> Given problem
State only the number of lines that contain the string "стало".

Saved entries
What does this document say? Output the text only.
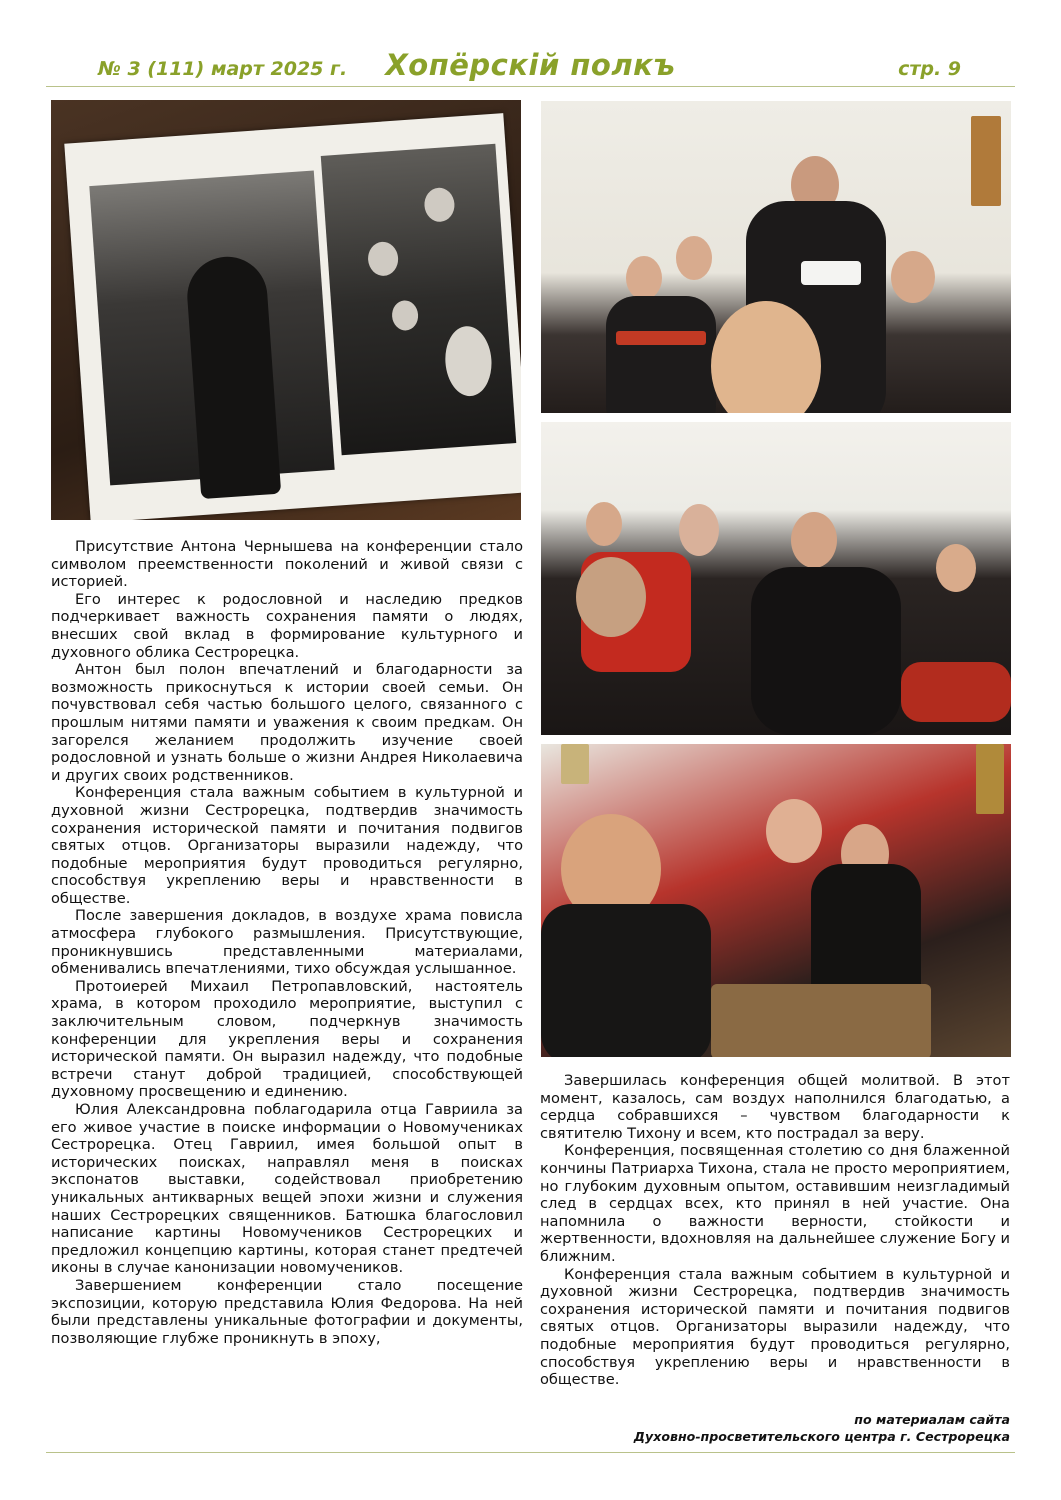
№ 3 (111) март 2025 г.	Хопёрскій полкъ	стр. 9

Присутствие Антона Чернышева на конференции стало символом преемственности поколений и живой связи с историей.

Его интерес к родословной и наследию предков подчеркивает важность сохранения памяти о людях, внесших свой вклад в формирование культурного и духовного облика Сестрорецка.

Антон был полон впечатлений и благодарности за возможность прикоснуться к истории своей семьи. Он почувствовал себя частью большого целого, связанного с прошлым нитями памяти и уважения к своим предкам. Он загорелся желанием продолжить изучение своей родословной и узнать больше о жизни Андрея Николаевича и других своих родственников.

Конференция стала важным событием в культурной и духовной жизни Сестрорецка, подтвердив значимость сохранения исторической памяти и почитания подвигов святых отцов. Организаторы выразили надежду, что подобные мероприятия будут проводиться регулярно, способствуя укреплению веры и нравственности в обществе.

После завершения докладов, в воздухе храма повисла атмосфера глубокого размышления. Присутствующие, проникнувшись представленными материалами, обменивались впечатлениями, тихо обсуждая услышанное.

Протоиерей Михаил Петропавловский, настоятель храма, в котором проходило мероприятие, выступил с заключительным словом, подчеркнув значимость конференции для укрепления веры и сохранения исторической памяти. Он выразил надежду, что подобные встречи станут доброй традицией, способствующей духовному просвещению и единению.

Юлия Александровна поблагодарила отца Гавриила за его живое участие в поиске информации о Новомучениках Сестрорецка. Отец Гавриил, имея большой опыт в исторических поисках, направлял меня в поисках экспонатов выставки, содействовал приобретению уникальных антикварных вещей эпохи жизни и служения наших Сестрорецких священников. Батюшка благословил написание картины Новомучеников Сестрорецких и предложил концепцию картины, которая станет предтечей иконы в случае канонизации новомучеников.

Завершением конференции стало посещение экспозиции, которую представила Юлия Федорова. На ней были представлены уникальные фотографии и документы, позволяющие глубже проникнуть в эпоху,

Завершилась конференция общей молитвой. В этот момент, казалось, сам воздух наполнился благодатью, а сердца собравшихся – чувством благодарности к святителю Тихону и всем, кто пострадал за веру.

Конференция, посвященная столетию со дня блаженной кончины Патриарха Тихона, стала не просто мероприятием, но глубоким духовным опытом, оставившим неизгладимый след в сердцах всех, кто принял в ней участие. Она напомнила о важности верности, стойкости и жертвенности, вдохновляя на дальнейшее служение Богу и ближним.

Конференция стала важным событием в культурной и духовной жизни Сестрорецка, подтвердив значимость сохранения исторической памяти и почитания подвигов святых отцов. Организаторы выразили надежду, что подобные мероприятия будут проводиться регулярно, способствуя укреплению веры и нравственности в обществе.

по материалам сайта
Духовно-просветительского центра г. Сестрорецка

> Exercise answer
2